The District Magistrate of Murshidabad (West Bengal) is spearheading the efforts to create an ODF Murshidabad (West Bengal). With his experience in Cooch Behar and an in-depth knowledge of Community Led Total Sanitation, he has managed to create one success story after another. Here he shares some of his challenges and learnings.

Challenges for a District Magistrate increase when there exists a dichotomy in policies and the ground reality. It gets even tougher when one decides to overlook set rules to achieve sustainable results. I went through a comparable situation while implementing Sanitation Scheme in Cooch Behar which happens to be one of the backward districts of West Bengal, India. First thing I realized was that poor sanitation is not an individual issue but a collective community behavioural syndrome. Subsidizing toilets did not seem a solution in this situation but facilitating communities for building and using toilets on a mass scale could create a ripple. Once the community was triggered, it was no more interested in individual benefits but demanded community incentives for betterment of their villages.

 

Ironically, the sanitation policy neither focusses on collective behavioural change or community incentive. Consequently, I had to face a tough challenge while planning sustainable Open Defecation Free communities in the district. I decided to follow the right principles of Community mobilization for achieving sustainable ODF without giving much importance to policy issues.

◆ THINGS TO DO:
1 > Write out the stretch of the sanitation text from "The District Magistrate" through "challenges and learnings." word for word.
2 > Answer these from the text on sanitation in West Bengal:
(a) Which district is the District Magistrate currently making open defecation free?
(b) In which district was the Sanitation Scheme implemented earlier?
(c) What did the community demand once it was triggered?
3 > Carry on the sanitation text past its last sentence, keeping the same first-person voice and subject.

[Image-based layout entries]
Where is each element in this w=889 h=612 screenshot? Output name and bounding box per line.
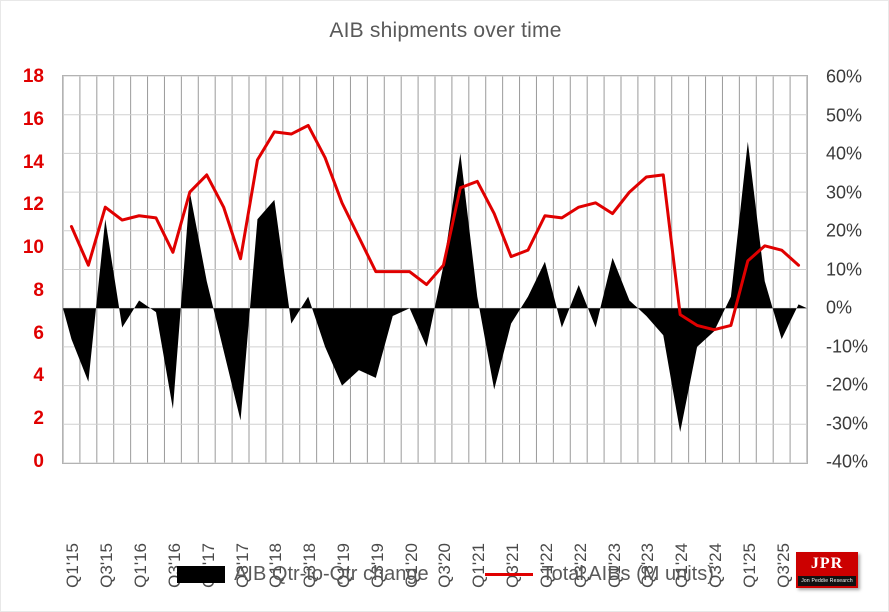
right-axis-tick: 60% [826, 66, 863, 87]
chart-title: AIB shipments over time [329, 19, 562, 42]
right-axis-tick: 10% [826, 259, 863, 279]
red-line-swatch-icon [484, 572, 533, 576]
left-axis-tick: 6 [33, 322, 44, 344]
left-axis-tick: 16 [22, 108, 44, 130]
left-axis-tick: 14 [22, 151, 44, 173]
series-line-total-aibs [69, 123, 801, 332]
left-axis-tick: 10 [22, 237, 44, 259]
jpr-logo-text: JPR [810, 555, 844, 572]
right-axis-tick: -30% [826, 413, 869, 433]
left-axis-tick: 0 [33, 451, 44, 472]
left-axis-tick: 4 [33, 365, 44, 387]
chart-legend: AIB Qtr-to-Qtr change Total AIBs (M unit… [1, 557, 889, 591]
right-percent-axis: -40% -30% -20% -10% 0% 10% 20% 30% 40% 50% 60% [816, 67, 889, 472]
right-axis-tick: 40% [826, 143, 863, 164]
legend-label-total-aibs: Total AIBs (M units) [541, 562, 714, 585]
black-area-swatch-icon [177, 565, 226, 583]
right-axis-tick: 20% [826, 220, 863, 241]
right-axis-tick: -10% [826, 336, 869, 356]
left-axis-tick: 12 [22, 194, 44, 216]
right-axis-tick: -20% [826, 374, 869, 395]
left-axis-tick: 18 [22, 66, 44, 87]
left-axis-tick: 8 [33, 279, 44, 301]
legend-item-qtr-change[interactable]: AIB Qtr-to-Qtr change [177, 563, 429, 586]
right-axis-tick: 0% [826, 297, 853, 318]
right-axis-tick: 30% [826, 182, 863, 202]
left-axis-tick: 2 [33, 408, 44, 430]
left-value-axis: 0 2 4 6 8 10 12 14 16 18 [1, 66, 53, 472]
plot-area [62, 75, 808, 464]
jpr-logo: JPR Jon Peddie Research [796, 552, 858, 588]
right-axis-tick: 50% [826, 105, 863, 125]
x-axis-labels: Q1'15Q3'15Q1'16Q3'16Q1'17Q3'17Q1'18Q3'18… [62, 467, 808, 588]
legend-item-total-aibs[interactable]: Total AIBs (M units) [484, 562, 714, 586]
right-axis-tick: -40% [826, 451, 869, 472]
jpr-logo-subtitle: Jon Peddie Research [798, 576, 856, 586]
legend-label-qtr-change: AIB Qtr-to-Qtr change [234, 562, 429, 585]
plot-svg [63, 76, 807, 463]
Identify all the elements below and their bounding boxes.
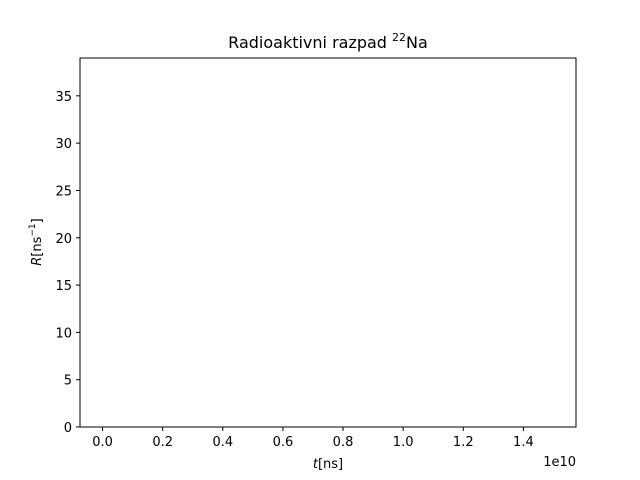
y-tick-label: 30	[55, 137, 72, 152]
x-axis-label: t[ns]	[313, 457, 343, 472]
y-tick-label: 5	[64, 374, 72, 389]
x-tick-label: 1.4	[513, 435, 534, 450]
y-tick-label: 0	[64, 421, 72, 436]
x-tick-label: 0.8	[333, 435, 354, 450]
x-tick-label: 1.0	[393, 435, 414, 450]
y-tick-label: 25	[55, 184, 72, 199]
x-tick-label: 0.6	[273, 435, 294, 450]
chart-title: Radioaktivni razpad 22Na	[228, 31, 428, 52]
title-isotope-symbol: Na	[406, 33, 428, 52]
plot-area-frame	[79, 57, 577, 428]
x-axis-offset-label: 1e10	[543, 455, 576, 470]
y-tick-label: 15	[55, 279, 72, 294]
y-tick-label: 35	[55, 90, 72, 105]
x-tick-label: 0.2	[152, 435, 173, 450]
x-tick-label: 1.2	[453, 435, 474, 450]
y-axis-label: R[ns−1]	[28, 218, 45, 266]
x-tick-label: 0.0	[92, 435, 113, 450]
y-axis-label-exponent: −1	[28, 223, 38, 236]
x-tick-label: 0.4	[212, 435, 233, 450]
y-axis-ticks: 0 5 10 15 20 25 30 35	[55, 90, 80, 436]
title-isotope-mass: 22	[392, 31, 406, 44]
x-axis-ticks: 0.0 0.2 0.4 0.6 0.8 1.0 1.2 1.4	[92, 427, 534, 450]
y-tick-label: 10	[55, 326, 72, 341]
y-tick-label: 20	[55, 232, 72, 247]
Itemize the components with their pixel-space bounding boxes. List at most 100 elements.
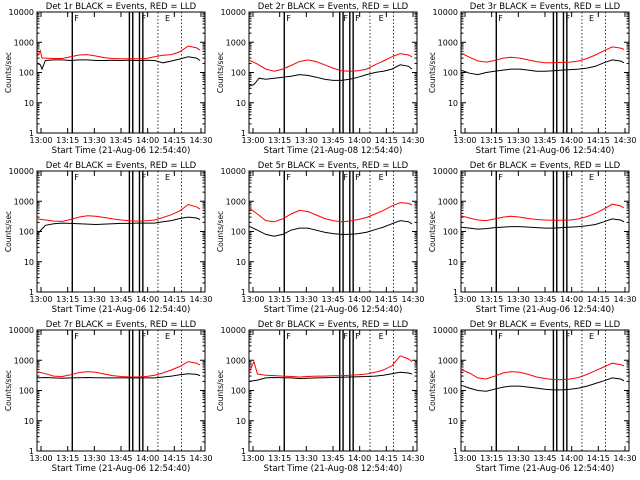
x-axis-label: Start Time (21-Aug-06 12:54:40) <box>476 146 615 156</box>
y-axis-label: Counts/sec <box>216 211 225 252</box>
plot-frame <box>36 170 206 293</box>
flag-label: E <box>379 332 384 341</box>
x-axis-label: Start Time (21-Aug-06 12:54:40) <box>52 464 191 474</box>
flag-label: E <box>165 173 170 182</box>
x-tick-label: 14:30 <box>613 454 636 463</box>
x-tick-label: 13:15 <box>480 136 503 145</box>
y-tick-label: 1000 <box>226 197 246 206</box>
x-tick-label: 14:30 <box>613 136 636 145</box>
y-tick-label: 10 <box>236 99 246 108</box>
x-tick-label: 14:30 <box>613 295 636 304</box>
x-tick-label: 14:30 <box>401 295 424 304</box>
y-tick-label: 1 <box>241 447 246 456</box>
x-tick-label: 13:15 <box>268 295 291 304</box>
series-lld <box>36 361 201 378</box>
flag-label: F <box>355 332 360 341</box>
series-events <box>460 377 625 392</box>
x-tick-label: 13:15 <box>480 454 503 463</box>
flag-label: F <box>141 14 146 23</box>
y-tick-label: 10000 <box>433 167 458 176</box>
y-tick-label: 100 <box>231 228 246 237</box>
y-tick-label: 1 <box>453 129 458 138</box>
flag-label: E <box>165 14 170 23</box>
panel-det-7: Det 7r BLACK = Events, RED = LLD 1 10 100 10… <box>4 320 213 474</box>
x-axis-label: Start Time (21-Aug-06 12:54:40) <box>264 305 403 315</box>
y-tick-label: 1000 <box>14 356 34 365</box>
panel-det-5: Det 5r BLACK = Events, RED = LLD 1 10 100 10… <box>216 161 425 315</box>
x-tick-label: 13:45 <box>321 295 344 304</box>
x-tick-label: 14:15 <box>163 295 186 304</box>
panel-title: Det 2r BLACK = Events, RED = LLD <box>258 2 409 12</box>
plot-frame <box>460 170 630 293</box>
x-tick-label: 13:15 <box>56 295 79 304</box>
x-tick-label: 14:15 <box>375 295 398 304</box>
x-tick-label: 13:00 <box>453 136 476 145</box>
series-lld <box>460 203 625 222</box>
x-tick-label: 13:30 <box>83 454 106 463</box>
series-events <box>460 218 625 230</box>
x-tick-label: 13:45 <box>533 454 556 463</box>
panel-title: Det 3r BLACK = Events, RED = LLD <box>470 2 621 12</box>
x-tick-label: 13:45 <box>321 454 344 463</box>
y-tick-label: 1 <box>453 447 458 456</box>
x-tick-label: 14:00 <box>136 136 159 145</box>
series-events <box>36 373 201 379</box>
y-tick-label: 10 <box>448 258 458 267</box>
y-axis-label: Counts/sec <box>4 52 13 93</box>
y-axis-label: Counts/sec <box>4 370 13 411</box>
y-tick-label: 1 <box>29 129 34 138</box>
y-tick-label: 10000 <box>433 326 458 335</box>
panel-title: Det 7r BLACK = Events, RED = LLD <box>46 320 197 330</box>
y-tick-label: 10 <box>236 417 246 426</box>
flag-label: F <box>343 332 348 341</box>
y-axis-label: Counts/sec <box>4 211 13 252</box>
flag-label: F <box>498 14 503 23</box>
series-lld <box>248 202 413 223</box>
x-tick-label: 13:45 <box>533 295 556 304</box>
x-tick-label: 14:15 <box>163 136 186 145</box>
panel-title: Det 9r BLACK = Events, RED = LLD <box>470 320 621 330</box>
series-events <box>36 216 201 235</box>
flag-label: E <box>589 14 594 23</box>
panel-title: Det 4r BLACK = Events, RED = LLD <box>46 161 197 171</box>
x-tick-label: 13:15 <box>268 136 291 145</box>
x-tick-label: 14:15 <box>375 136 398 145</box>
flag-label: F <box>565 173 570 182</box>
y-tick-label: 1000 <box>226 38 246 47</box>
x-tick-label: 14:15 <box>375 454 398 463</box>
x-tick-label: 13:30 <box>295 454 318 463</box>
plot-frame <box>460 329 630 452</box>
y-tick-label: 10 <box>24 99 34 108</box>
x-axis-label: Start Time (21-Aug-08 12:54:40) <box>264 464 403 474</box>
x-tick-label: 14:00 <box>560 295 583 304</box>
x-tick-label: 13:15 <box>56 454 79 463</box>
series-lld <box>248 53 413 72</box>
x-tick-label: 14:15 <box>587 136 610 145</box>
x-tick-label: 13:00 <box>29 136 52 145</box>
flag-label: F <box>286 14 291 23</box>
x-tick-label: 14:15 <box>587 295 610 304</box>
y-tick-label: 1000 <box>438 197 458 206</box>
x-tick-label: 14:15 <box>587 454 610 463</box>
y-tick-label: 1000 <box>226 356 246 365</box>
panel-det-8: Det 8r BLACK = Events, RED = LLD 1 10 100 10… <box>216 320 425 474</box>
x-tick-label: 13:00 <box>241 295 264 304</box>
y-tick-label: 100 <box>443 387 458 396</box>
x-tick-label: 14:00 <box>348 454 371 463</box>
panel-det-9: Det 9r BLACK = Events, RED = LLD 1 10 100 10… <box>428 320 637 474</box>
x-tick-label: 13:30 <box>507 295 530 304</box>
panel-title: Det 1r BLACK = Events, RED = LLD <box>46 2 197 12</box>
series-lld <box>460 362 625 381</box>
y-tick-label: 100 <box>231 387 246 396</box>
y-tick-label: 100 <box>443 69 458 78</box>
x-tick-label: 14:00 <box>348 295 371 304</box>
series-events <box>248 371 413 382</box>
flag-label: F <box>141 173 146 182</box>
x-tick-label: 13:30 <box>83 136 106 145</box>
y-tick-label: 10000 <box>221 167 246 176</box>
series-events <box>460 59 625 76</box>
flag-label: E <box>589 332 594 341</box>
x-tick-label: 14:00 <box>560 136 583 145</box>
x-tick-label: 13:45 <box>109 295 132 304</box>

◆ FINAL ANSWERS:
1 >
The District Magistrate of Murshidabad (West Bengal) is spearheading the efforts to create an ODF Murshidabad (West Bengal). With his experience in Cooch Behar and an in-depth knowledge of Community Led Total Sanitation, he has managed to create one success story after another. Here he shares some of his challenges and learnings.

2 >
(a) Murshidabad (West Bengal)
(b) Cooch Behar
(c) Community incentives for the betterment of their villages

3 >
 

Initiating my drive from the grass root, at the grass root, for the grass root was my motto. I travelled to nooks and corners of the district tagging my entire fleet of local officers, designed area-wise campaigns and programs to trigger the communities. Surprisingly, the poorest and illiterate were the first to embrace the concept and nodded to build their own toilets thereby changing the collective behaviour of the villagers. Though initially villagers were given subsidies to build toilet but later the community took over and converted it to a larger public movement against Open Defecation. The youth, women, self-help groups, teachers, doctors, local political leaders, banks stepped forward to assist communities to attain open defecation free status. Sanitary marts turned into suppliers from builders of toilets.

 

With several welfare schemes Fund under my disposal, I made provision for diverting it to ODF villages for providing them community incentives in the form of rural roads, water supply, health centres, schools, street lights etc. I also converted the individual subsidy under sanitation fund into a community incentive by convincing the department. It acted as a reward for the villagers’ efforts and reaffirmed their resolve to upkeep the ODF status. Today, Cooch Behar is a proud Open Defecation Free district, conceived and owned by the people of the district.

 

Myths and reality:

Myths Reality
Poor people  need  financial  support  to  build their toilet Poor  people  are  the  first  to  spend  their resources for sanitation
Training of volunteers and Triggering of

community will lead to community

mobilization

Training and triggering are just the beginning.

Working closely with the community and

rigorously following them can only lead to

community mobilization towards sustainable

ODF.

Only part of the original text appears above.